### DATA FOR PROCESSING:
****

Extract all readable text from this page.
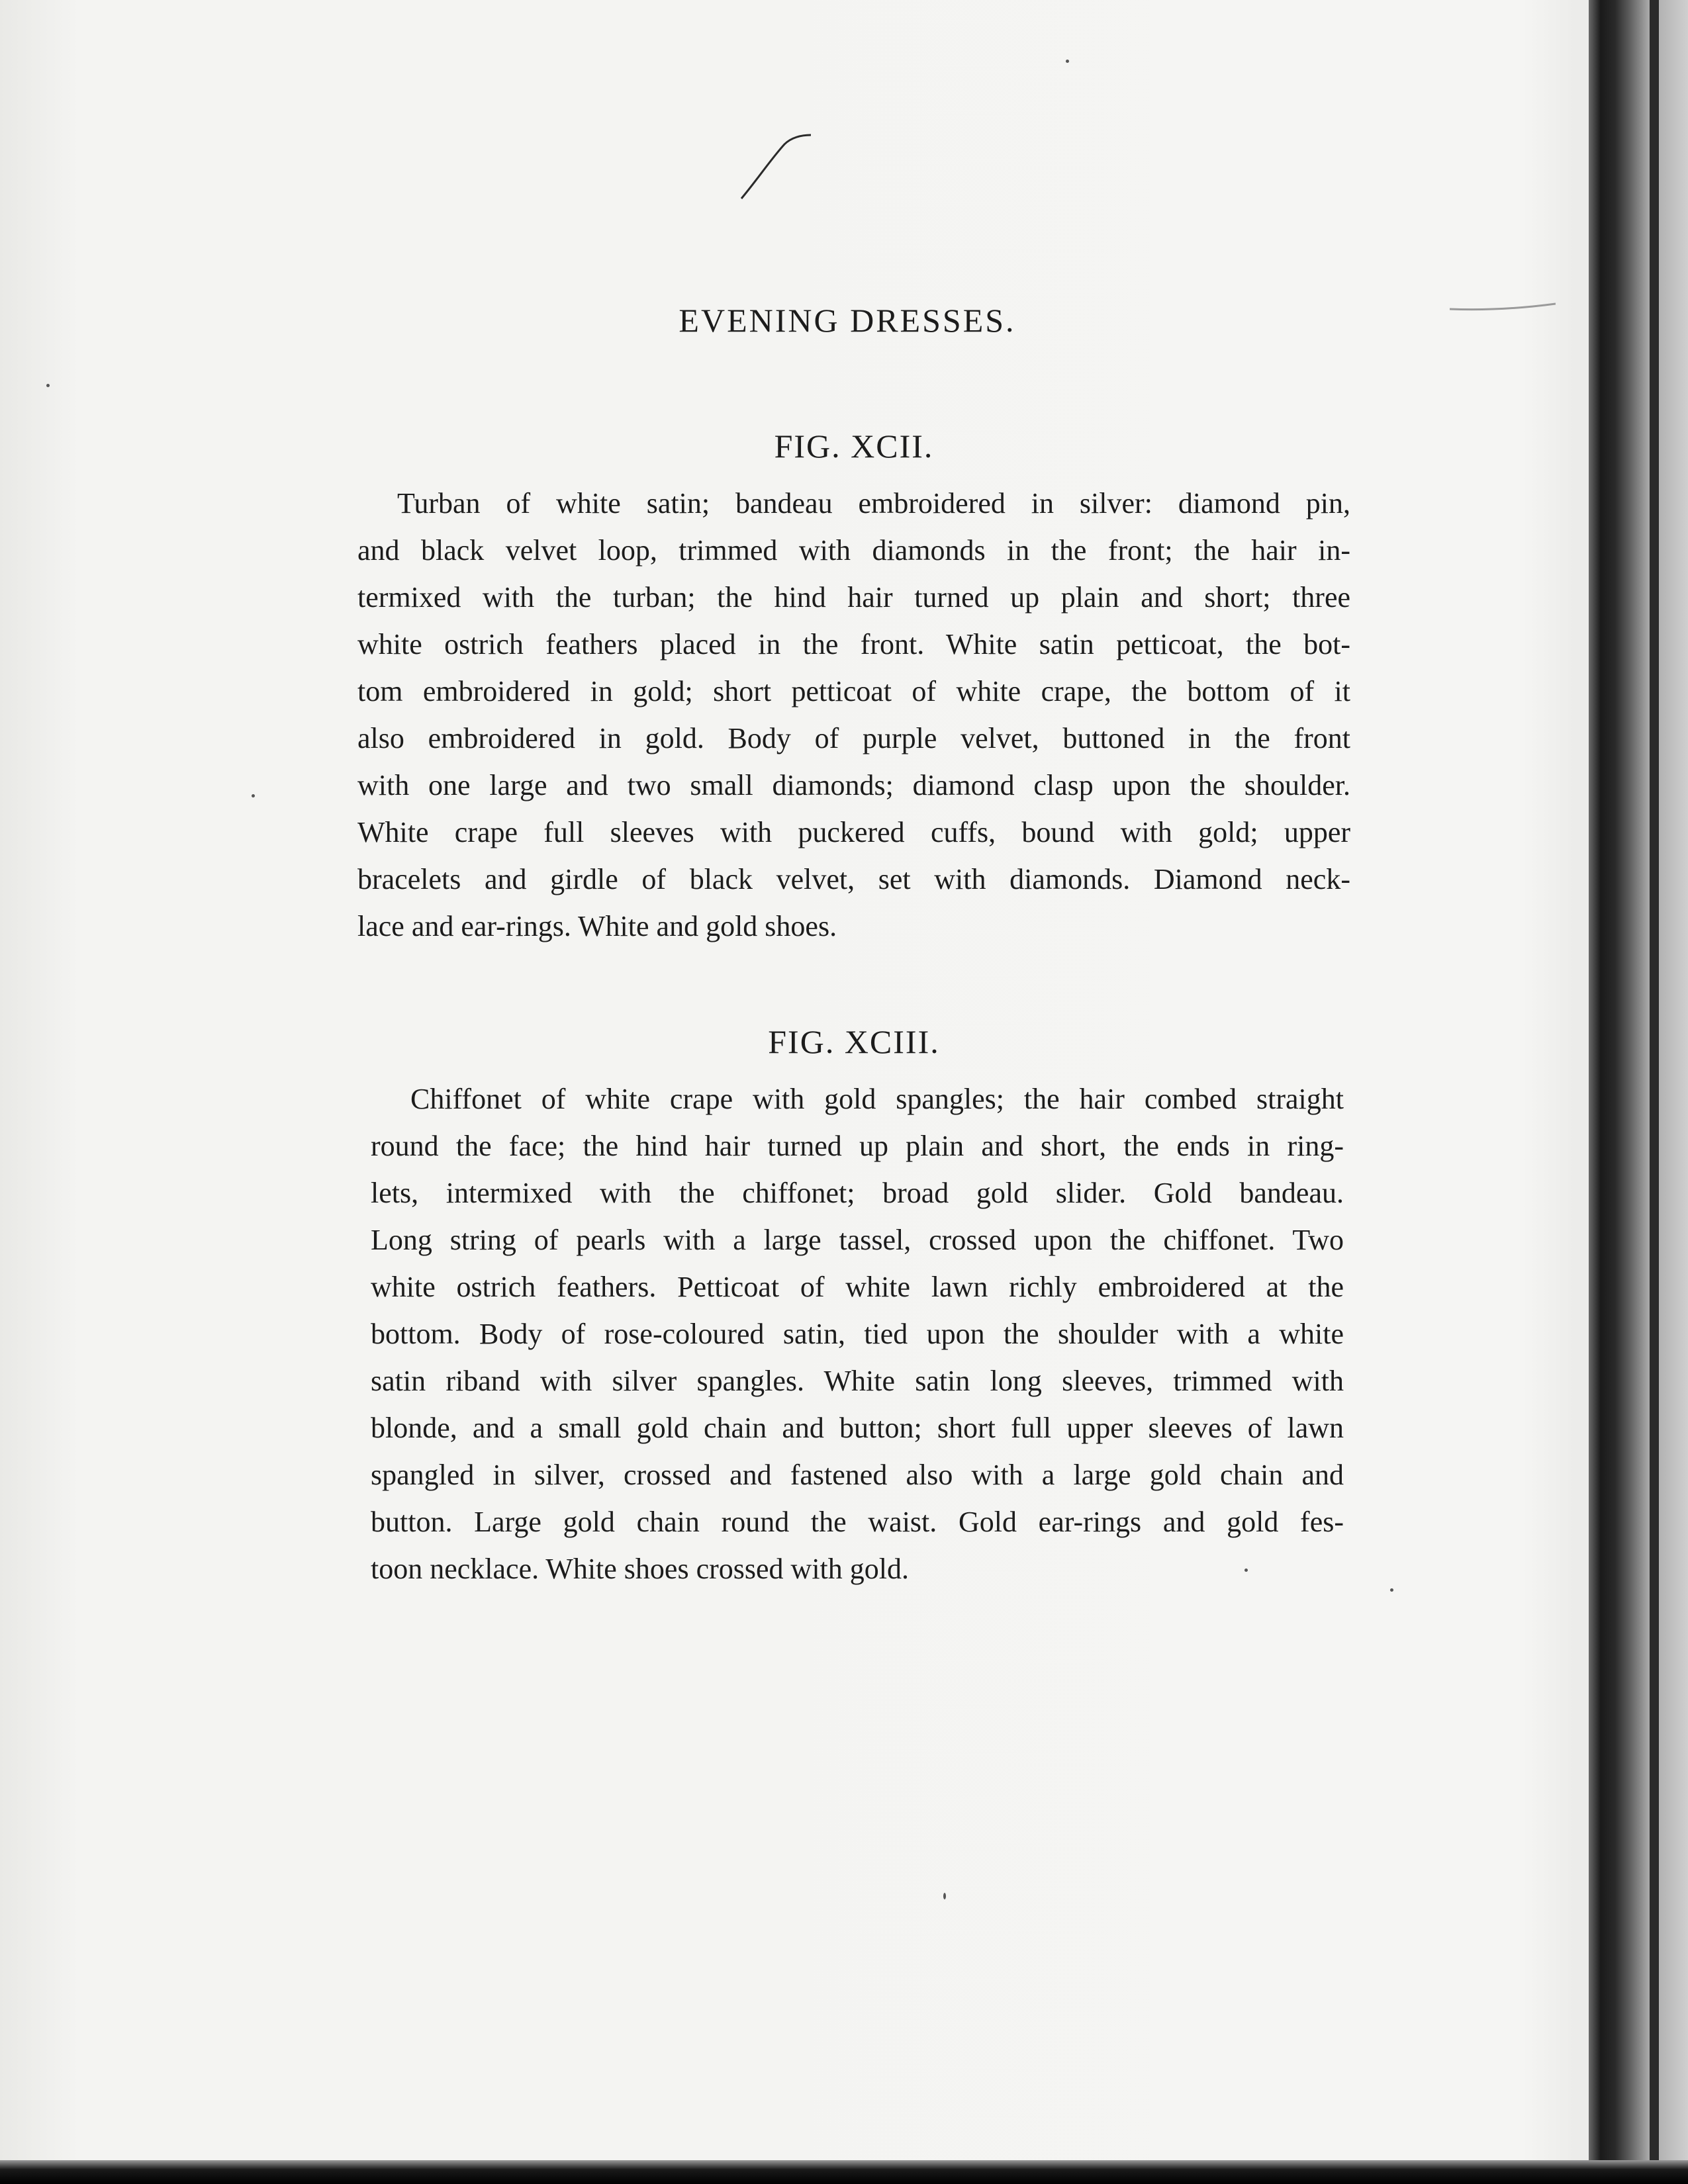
EVENING DRESSES.
FIG. XCII.
Turban of white satin; bandeau embroidered in silver: diamond pin,
and black velvet loop, trimmed with diamonds in the front; the hair in-
termixed with the turban; the hind hair turned up plain and short; three
white ostrich feathers placed in the front. White satin petticoat, the bot-
tom embroidered in gold; short petticoat of white crape, the bottom of it
also embroidered in gold. Body of purple velvet, buttoned in the front
with one large and two small diamonds; diamond clasp upon the shoulder.
White crape full sleeves with puckered cuffs, bound with gold; upper
bracelets and girdle of black velvet, set with diamonds. Diamond neck-
lace and ear-rings. White and gold shoes.
FIG. XCIII.
Chiffonet of white crape with gold spangles; the hair combed straight
round the face; the hind hair turned up plain and short, the ends in ring-
lets, intermixed with the chiffonet; broad gold slider. Gold bandeau.
Long string of pearls with a large tassel, crossed upon the chiffonet. Two
white ostrich feathers. Petticoat of white lawn richly embroidered at the
bottom. Body of rose-coloured satin, tied upon the shoulder with a white
satin riband with silver spangles. White satin long sleeves, trimmed with
blonde, and a small gold chain and button; short full upper sleeves of lawn
spangled in silver, crossed and fastened also with a large gold chain and
button. Large gold chain round the waist. Gold ear-rings and gold fes-
toon necklace. White shoes crossed with gold.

****

### SET PROBLEM:
Read through the entries and copy every line that includes "full".

### WRITTEN REPLY:
White crape full sleeves with puckered cuffs, bound with gold; upper
blonde, and a small gold chain and button; short full upper sleeves of lawn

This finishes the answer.